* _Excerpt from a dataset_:
— start —
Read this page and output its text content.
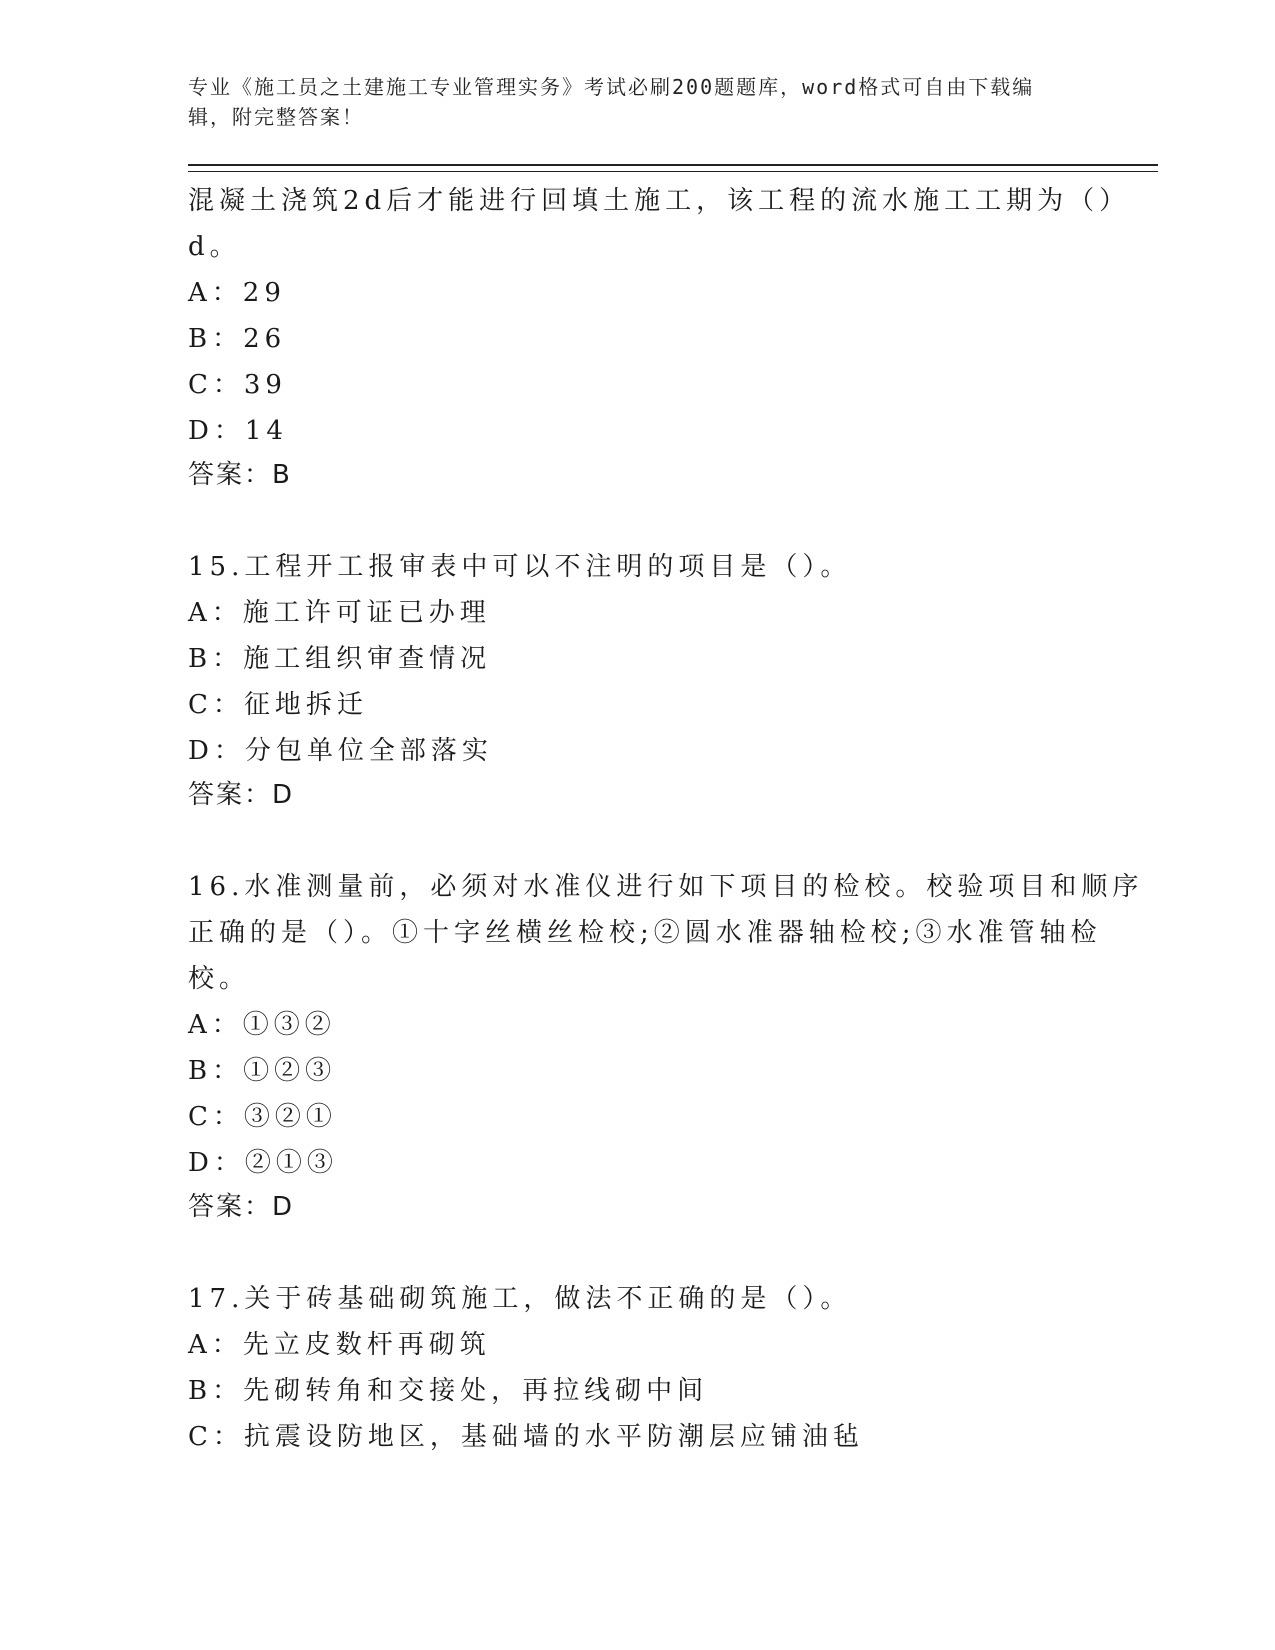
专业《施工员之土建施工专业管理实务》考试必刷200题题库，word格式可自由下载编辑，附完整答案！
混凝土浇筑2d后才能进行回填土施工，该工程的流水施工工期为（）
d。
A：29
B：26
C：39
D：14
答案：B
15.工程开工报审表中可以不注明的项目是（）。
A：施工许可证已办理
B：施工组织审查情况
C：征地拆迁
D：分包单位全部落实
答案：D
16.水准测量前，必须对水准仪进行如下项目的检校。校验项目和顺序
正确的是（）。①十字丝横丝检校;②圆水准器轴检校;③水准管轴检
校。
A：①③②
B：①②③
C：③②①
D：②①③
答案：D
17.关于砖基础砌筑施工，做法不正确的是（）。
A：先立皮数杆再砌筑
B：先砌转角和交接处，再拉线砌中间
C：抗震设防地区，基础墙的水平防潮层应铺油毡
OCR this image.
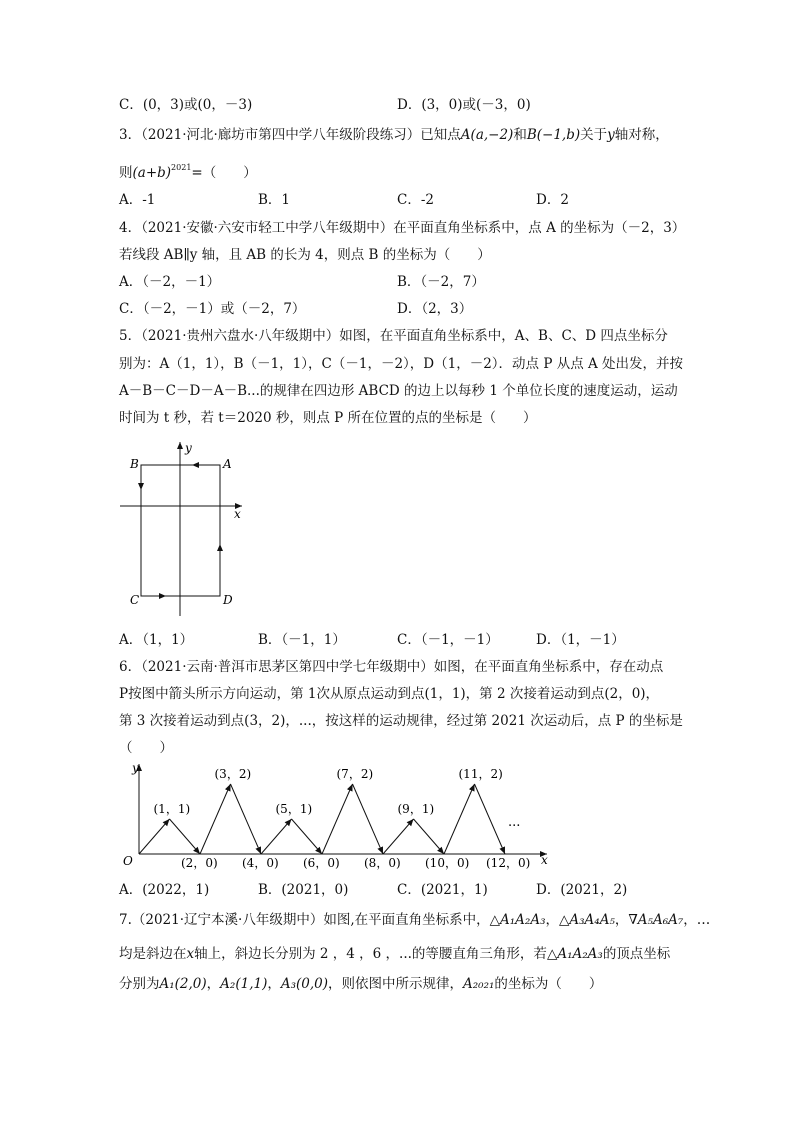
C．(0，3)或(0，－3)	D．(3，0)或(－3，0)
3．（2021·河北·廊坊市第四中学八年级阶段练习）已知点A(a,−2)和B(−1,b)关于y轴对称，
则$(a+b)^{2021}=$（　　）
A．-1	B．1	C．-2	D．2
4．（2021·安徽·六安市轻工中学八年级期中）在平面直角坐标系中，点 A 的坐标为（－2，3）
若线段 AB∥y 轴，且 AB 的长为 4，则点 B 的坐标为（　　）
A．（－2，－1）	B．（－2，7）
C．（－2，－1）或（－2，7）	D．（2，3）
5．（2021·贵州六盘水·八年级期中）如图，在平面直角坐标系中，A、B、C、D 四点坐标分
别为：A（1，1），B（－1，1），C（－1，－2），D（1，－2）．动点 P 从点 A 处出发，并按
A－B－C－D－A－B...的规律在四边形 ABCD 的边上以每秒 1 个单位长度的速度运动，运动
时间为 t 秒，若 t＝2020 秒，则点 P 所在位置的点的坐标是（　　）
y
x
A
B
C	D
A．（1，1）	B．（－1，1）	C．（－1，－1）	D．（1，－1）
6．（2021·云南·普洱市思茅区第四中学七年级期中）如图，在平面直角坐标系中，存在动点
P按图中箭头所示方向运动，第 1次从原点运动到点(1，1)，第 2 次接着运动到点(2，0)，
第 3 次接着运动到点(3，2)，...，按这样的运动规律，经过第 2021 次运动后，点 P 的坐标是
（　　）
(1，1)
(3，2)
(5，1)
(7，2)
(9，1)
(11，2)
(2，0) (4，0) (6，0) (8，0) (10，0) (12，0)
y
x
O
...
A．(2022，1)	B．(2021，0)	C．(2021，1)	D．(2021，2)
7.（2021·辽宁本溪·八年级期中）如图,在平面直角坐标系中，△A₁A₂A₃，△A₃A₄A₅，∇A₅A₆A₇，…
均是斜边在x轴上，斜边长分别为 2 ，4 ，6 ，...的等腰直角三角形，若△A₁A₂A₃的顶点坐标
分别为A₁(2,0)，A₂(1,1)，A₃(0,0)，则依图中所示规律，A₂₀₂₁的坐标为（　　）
— end —
Lines of the listing that contain the word "this" are to be counted; report only their number.

* _TASK OUTPUT_: 2